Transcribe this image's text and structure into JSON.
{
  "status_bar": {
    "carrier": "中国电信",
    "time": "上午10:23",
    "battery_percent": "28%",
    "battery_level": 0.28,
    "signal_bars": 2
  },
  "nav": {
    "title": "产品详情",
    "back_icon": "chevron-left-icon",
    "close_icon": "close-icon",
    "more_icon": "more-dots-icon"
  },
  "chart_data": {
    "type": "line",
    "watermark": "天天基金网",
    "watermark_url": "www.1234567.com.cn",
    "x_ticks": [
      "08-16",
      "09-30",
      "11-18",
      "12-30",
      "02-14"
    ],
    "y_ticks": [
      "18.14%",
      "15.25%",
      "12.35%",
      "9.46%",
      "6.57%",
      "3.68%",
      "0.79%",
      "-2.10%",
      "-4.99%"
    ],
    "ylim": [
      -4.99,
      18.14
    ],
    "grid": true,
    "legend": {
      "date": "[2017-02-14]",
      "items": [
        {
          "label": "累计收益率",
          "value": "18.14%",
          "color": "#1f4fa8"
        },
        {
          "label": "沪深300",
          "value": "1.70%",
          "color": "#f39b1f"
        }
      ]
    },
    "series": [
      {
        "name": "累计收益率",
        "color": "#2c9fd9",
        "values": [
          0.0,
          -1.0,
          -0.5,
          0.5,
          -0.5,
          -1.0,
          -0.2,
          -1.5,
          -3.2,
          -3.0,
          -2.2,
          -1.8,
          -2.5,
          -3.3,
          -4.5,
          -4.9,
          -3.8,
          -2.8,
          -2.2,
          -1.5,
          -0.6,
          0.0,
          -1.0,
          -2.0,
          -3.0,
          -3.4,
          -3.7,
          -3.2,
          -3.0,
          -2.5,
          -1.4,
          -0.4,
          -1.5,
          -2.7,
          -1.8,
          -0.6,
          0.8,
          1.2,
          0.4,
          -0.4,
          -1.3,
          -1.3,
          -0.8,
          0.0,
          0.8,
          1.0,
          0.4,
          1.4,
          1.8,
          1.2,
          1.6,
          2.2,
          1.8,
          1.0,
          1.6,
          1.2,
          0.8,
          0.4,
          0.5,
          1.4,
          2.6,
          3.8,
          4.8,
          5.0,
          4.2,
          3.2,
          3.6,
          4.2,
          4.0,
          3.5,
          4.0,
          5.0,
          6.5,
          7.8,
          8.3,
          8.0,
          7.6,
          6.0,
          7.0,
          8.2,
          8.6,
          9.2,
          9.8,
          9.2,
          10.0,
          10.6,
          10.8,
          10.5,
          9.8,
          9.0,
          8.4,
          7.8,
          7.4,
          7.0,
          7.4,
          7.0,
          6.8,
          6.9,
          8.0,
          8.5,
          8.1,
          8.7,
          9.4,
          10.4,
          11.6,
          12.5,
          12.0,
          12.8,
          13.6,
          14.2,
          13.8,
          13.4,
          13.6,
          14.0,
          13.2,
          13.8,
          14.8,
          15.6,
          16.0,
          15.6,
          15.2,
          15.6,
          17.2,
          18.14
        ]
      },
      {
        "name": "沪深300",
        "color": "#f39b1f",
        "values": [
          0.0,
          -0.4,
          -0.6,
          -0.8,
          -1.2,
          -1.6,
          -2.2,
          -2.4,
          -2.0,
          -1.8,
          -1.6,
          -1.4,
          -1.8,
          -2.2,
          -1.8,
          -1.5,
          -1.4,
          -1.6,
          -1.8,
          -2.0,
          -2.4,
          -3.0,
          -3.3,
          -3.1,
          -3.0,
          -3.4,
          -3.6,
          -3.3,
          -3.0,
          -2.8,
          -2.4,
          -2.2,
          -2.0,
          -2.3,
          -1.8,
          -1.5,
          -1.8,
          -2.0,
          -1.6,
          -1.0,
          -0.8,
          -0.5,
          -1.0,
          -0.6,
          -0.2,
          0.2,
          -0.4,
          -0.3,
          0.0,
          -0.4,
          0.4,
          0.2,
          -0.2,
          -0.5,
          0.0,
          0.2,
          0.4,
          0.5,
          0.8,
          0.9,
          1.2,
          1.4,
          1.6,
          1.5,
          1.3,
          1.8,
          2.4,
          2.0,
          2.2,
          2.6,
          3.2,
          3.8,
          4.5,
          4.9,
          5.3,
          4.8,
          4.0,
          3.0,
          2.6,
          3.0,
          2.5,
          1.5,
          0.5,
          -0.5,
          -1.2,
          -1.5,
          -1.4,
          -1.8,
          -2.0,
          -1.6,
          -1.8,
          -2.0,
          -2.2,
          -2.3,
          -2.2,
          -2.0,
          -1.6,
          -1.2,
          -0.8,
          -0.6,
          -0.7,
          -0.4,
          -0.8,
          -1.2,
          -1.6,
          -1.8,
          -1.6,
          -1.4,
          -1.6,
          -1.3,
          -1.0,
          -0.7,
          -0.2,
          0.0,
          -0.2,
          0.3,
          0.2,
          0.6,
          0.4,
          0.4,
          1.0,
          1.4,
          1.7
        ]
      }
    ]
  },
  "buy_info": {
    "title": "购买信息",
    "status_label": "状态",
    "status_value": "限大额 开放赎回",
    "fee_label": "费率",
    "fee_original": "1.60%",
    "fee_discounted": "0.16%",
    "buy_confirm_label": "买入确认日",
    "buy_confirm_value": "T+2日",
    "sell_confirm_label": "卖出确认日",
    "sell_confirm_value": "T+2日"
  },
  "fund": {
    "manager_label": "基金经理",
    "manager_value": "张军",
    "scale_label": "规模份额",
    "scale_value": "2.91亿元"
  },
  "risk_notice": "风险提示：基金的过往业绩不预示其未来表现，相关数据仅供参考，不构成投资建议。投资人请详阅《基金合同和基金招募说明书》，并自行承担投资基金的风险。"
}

### What the task requires:
Tally the lines of the records holding the word "color", then give only the resulting number.

### Response below:
4